TASK REQUIREMENTS: Below are the entries; count the lines in them that contain the word "从a点到b点的过程中" and give only the number.

begin ROWS

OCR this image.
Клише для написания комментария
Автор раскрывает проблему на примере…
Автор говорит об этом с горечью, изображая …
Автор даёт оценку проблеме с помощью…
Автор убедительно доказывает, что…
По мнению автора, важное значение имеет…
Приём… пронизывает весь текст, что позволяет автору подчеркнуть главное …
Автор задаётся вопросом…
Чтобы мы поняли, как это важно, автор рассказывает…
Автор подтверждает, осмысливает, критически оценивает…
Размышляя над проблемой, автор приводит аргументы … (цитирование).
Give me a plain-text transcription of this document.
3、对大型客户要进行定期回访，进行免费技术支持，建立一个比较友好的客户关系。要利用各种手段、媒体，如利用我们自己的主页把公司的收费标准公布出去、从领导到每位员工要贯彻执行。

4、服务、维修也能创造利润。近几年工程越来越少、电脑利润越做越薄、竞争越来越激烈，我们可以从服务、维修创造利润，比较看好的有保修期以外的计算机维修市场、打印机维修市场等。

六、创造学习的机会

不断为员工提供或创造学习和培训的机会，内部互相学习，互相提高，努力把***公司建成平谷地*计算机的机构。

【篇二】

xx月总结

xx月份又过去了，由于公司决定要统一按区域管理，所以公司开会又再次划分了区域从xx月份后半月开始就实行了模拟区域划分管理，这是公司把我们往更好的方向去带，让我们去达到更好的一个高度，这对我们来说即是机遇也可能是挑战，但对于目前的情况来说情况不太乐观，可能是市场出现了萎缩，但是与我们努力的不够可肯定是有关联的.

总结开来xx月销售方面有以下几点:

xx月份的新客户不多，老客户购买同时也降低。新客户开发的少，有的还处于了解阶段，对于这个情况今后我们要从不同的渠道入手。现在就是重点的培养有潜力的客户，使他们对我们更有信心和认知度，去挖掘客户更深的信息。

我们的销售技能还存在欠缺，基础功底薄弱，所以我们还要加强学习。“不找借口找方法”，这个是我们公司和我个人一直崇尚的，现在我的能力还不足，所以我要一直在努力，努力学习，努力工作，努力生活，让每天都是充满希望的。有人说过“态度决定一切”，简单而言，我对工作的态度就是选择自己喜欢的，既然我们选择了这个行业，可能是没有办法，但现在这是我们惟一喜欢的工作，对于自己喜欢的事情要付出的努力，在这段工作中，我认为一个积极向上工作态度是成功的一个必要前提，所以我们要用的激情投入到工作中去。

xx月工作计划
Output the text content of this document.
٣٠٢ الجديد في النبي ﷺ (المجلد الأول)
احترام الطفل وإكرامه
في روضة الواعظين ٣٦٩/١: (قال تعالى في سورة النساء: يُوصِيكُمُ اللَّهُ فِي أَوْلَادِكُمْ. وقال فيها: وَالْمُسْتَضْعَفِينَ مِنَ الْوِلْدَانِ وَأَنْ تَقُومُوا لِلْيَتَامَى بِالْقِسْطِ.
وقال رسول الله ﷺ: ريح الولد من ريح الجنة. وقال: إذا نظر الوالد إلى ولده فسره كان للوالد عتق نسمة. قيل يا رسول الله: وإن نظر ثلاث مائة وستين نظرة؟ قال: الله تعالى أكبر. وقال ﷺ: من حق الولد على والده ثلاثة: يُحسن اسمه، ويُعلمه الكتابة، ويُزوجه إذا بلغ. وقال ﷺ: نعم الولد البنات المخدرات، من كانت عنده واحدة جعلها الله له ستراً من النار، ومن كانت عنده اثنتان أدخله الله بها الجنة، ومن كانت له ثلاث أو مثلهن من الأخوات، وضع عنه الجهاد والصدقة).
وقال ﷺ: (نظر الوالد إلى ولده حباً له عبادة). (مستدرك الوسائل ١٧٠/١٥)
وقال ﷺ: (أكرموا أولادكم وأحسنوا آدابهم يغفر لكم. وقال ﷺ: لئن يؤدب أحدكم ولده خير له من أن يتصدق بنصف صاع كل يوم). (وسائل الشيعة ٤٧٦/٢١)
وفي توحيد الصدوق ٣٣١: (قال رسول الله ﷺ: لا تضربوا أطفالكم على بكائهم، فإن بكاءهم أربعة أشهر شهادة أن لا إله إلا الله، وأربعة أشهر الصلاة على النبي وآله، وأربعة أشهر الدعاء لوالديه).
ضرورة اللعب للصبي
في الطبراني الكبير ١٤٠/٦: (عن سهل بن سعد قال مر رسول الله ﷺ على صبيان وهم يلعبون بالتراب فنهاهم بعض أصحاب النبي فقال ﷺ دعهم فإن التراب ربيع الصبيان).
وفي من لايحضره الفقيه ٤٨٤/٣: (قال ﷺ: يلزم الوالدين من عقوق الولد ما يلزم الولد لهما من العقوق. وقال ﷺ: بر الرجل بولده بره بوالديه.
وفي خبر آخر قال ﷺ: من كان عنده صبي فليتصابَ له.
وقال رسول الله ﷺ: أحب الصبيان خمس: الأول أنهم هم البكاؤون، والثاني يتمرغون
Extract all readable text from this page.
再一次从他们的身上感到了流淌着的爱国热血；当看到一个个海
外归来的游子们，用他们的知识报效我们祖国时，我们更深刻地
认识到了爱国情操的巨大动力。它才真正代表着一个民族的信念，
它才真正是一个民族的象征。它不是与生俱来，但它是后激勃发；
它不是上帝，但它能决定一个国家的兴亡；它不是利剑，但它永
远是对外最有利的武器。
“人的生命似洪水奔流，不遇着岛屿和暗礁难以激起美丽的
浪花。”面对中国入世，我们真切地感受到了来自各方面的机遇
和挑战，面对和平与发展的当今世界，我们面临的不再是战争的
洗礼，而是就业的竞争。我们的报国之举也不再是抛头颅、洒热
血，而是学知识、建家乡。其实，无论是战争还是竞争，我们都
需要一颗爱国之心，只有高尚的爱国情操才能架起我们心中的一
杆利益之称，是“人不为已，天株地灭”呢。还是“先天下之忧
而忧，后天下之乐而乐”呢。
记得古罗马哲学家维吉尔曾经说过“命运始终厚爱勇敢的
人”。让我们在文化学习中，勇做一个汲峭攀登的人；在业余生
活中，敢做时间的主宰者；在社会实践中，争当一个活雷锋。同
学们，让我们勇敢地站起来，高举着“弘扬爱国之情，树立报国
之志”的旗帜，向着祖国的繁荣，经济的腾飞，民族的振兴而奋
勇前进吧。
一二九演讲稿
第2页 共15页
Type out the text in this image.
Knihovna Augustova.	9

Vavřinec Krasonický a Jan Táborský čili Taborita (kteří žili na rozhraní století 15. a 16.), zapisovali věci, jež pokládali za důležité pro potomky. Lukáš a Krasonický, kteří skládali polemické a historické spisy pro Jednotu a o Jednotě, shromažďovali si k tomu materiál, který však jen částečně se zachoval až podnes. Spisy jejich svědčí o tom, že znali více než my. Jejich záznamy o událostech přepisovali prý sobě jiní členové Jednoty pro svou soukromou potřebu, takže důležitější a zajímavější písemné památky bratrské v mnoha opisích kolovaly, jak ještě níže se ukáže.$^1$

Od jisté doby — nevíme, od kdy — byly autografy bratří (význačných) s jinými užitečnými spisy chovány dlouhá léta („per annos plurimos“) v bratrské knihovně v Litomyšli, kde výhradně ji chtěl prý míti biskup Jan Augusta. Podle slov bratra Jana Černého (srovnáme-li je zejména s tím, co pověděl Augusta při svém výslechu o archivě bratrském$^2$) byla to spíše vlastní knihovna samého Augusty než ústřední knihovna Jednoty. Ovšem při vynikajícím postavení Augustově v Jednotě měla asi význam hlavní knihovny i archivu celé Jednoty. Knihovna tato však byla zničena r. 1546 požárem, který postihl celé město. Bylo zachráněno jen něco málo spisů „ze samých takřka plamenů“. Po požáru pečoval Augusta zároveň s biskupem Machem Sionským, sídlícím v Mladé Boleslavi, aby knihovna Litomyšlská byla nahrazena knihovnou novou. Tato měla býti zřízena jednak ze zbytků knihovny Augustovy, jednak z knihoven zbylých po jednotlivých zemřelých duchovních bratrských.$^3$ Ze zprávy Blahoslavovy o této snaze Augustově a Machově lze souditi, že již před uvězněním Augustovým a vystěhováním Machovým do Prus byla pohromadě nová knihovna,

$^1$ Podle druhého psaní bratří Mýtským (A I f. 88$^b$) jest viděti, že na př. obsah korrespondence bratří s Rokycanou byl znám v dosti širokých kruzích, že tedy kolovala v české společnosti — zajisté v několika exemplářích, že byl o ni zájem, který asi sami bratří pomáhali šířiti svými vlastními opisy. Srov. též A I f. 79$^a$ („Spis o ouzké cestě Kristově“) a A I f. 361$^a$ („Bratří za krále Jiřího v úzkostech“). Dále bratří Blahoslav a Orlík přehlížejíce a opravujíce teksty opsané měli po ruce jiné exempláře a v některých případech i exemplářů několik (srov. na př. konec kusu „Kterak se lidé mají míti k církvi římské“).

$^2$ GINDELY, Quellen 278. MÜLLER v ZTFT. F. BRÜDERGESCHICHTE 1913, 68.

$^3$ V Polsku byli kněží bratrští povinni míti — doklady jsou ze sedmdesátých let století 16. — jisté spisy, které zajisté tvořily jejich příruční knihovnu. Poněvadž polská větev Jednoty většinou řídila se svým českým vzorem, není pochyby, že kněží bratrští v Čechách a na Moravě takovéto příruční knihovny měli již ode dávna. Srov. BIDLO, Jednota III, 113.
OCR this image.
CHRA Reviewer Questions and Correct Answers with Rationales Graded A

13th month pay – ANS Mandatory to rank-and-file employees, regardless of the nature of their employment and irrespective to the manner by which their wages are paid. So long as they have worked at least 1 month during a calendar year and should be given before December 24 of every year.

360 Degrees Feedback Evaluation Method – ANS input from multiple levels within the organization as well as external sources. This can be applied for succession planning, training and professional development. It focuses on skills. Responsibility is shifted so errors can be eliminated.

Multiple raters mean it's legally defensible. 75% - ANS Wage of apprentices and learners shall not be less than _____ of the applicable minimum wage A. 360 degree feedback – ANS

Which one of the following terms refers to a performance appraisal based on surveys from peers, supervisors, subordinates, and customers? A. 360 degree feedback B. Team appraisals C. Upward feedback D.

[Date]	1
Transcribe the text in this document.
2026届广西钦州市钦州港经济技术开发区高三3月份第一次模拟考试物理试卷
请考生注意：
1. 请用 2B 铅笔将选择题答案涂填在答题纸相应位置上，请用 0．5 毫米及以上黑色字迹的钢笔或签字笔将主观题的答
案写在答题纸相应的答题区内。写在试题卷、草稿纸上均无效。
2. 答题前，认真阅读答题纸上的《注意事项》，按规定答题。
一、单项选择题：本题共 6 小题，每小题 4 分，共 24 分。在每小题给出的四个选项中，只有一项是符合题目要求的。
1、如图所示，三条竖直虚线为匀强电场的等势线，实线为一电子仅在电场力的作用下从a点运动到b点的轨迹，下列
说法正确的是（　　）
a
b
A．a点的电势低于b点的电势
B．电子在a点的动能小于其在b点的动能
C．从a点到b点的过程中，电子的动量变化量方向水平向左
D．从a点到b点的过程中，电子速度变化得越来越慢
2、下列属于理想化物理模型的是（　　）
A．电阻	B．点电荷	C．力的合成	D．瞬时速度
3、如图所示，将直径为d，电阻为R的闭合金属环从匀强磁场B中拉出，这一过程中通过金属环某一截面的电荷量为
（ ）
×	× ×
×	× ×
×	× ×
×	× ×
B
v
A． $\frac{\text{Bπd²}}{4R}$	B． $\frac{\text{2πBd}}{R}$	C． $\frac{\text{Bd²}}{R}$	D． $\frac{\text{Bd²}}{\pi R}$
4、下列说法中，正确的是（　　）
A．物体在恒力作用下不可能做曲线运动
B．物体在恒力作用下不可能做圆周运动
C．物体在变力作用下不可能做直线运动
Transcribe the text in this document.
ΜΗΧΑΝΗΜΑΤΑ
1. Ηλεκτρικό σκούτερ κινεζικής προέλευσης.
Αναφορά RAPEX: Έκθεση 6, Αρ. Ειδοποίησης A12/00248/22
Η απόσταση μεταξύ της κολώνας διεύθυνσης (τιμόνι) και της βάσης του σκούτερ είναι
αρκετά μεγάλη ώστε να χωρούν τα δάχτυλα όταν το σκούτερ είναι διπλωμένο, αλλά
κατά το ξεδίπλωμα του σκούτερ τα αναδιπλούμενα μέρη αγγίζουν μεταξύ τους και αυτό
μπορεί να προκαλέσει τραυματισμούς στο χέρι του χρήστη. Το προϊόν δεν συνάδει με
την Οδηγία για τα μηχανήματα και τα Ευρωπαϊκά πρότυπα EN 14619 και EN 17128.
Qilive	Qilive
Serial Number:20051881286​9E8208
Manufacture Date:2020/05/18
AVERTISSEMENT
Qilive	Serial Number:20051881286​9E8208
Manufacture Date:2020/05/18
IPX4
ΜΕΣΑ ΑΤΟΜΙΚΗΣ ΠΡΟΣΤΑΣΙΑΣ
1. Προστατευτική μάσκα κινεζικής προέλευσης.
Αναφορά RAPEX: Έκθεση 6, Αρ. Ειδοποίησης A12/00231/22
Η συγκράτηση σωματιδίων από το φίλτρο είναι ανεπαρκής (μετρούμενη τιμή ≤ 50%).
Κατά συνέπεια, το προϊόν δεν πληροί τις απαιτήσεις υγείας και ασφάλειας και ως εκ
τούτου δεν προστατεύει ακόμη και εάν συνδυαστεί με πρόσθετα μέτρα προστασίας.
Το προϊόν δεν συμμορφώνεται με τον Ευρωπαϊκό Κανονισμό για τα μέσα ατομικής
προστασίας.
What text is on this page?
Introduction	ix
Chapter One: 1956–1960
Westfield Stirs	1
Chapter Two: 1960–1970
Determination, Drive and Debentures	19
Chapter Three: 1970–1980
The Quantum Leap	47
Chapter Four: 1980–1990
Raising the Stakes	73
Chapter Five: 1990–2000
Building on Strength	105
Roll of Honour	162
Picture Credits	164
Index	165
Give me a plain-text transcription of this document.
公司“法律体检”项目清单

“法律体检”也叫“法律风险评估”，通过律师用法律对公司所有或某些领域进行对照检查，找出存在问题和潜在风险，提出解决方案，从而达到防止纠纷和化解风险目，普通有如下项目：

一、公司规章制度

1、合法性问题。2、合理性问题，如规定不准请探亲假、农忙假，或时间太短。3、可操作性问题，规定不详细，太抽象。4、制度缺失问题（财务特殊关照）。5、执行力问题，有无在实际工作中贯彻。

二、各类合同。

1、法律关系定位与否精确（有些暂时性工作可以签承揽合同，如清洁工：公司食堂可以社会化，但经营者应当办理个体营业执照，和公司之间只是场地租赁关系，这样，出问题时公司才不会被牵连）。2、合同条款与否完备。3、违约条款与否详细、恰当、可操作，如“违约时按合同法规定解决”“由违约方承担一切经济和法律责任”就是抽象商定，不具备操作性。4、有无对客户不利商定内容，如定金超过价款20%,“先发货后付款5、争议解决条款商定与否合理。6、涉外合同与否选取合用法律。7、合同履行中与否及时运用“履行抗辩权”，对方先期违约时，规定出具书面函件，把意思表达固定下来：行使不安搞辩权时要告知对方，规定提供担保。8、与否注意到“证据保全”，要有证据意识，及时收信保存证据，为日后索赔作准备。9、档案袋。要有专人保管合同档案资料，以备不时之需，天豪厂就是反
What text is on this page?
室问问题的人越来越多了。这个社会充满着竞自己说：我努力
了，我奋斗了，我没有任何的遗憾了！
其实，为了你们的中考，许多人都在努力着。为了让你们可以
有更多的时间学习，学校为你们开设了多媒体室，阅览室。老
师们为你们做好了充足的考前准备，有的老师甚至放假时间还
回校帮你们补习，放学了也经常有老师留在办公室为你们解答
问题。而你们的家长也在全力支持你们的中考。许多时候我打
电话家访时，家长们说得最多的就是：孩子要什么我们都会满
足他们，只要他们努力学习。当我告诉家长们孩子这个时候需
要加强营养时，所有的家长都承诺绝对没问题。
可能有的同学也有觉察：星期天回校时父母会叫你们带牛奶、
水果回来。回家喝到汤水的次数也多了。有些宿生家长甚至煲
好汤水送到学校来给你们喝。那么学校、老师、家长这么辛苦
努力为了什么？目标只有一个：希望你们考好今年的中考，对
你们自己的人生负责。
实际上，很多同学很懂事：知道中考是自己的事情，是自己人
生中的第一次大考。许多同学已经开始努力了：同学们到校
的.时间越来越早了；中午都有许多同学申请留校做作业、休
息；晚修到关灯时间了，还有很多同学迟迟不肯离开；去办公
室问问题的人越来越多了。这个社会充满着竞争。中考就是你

end ROWS

RESPONSE FOR THIS EXERCISE: 2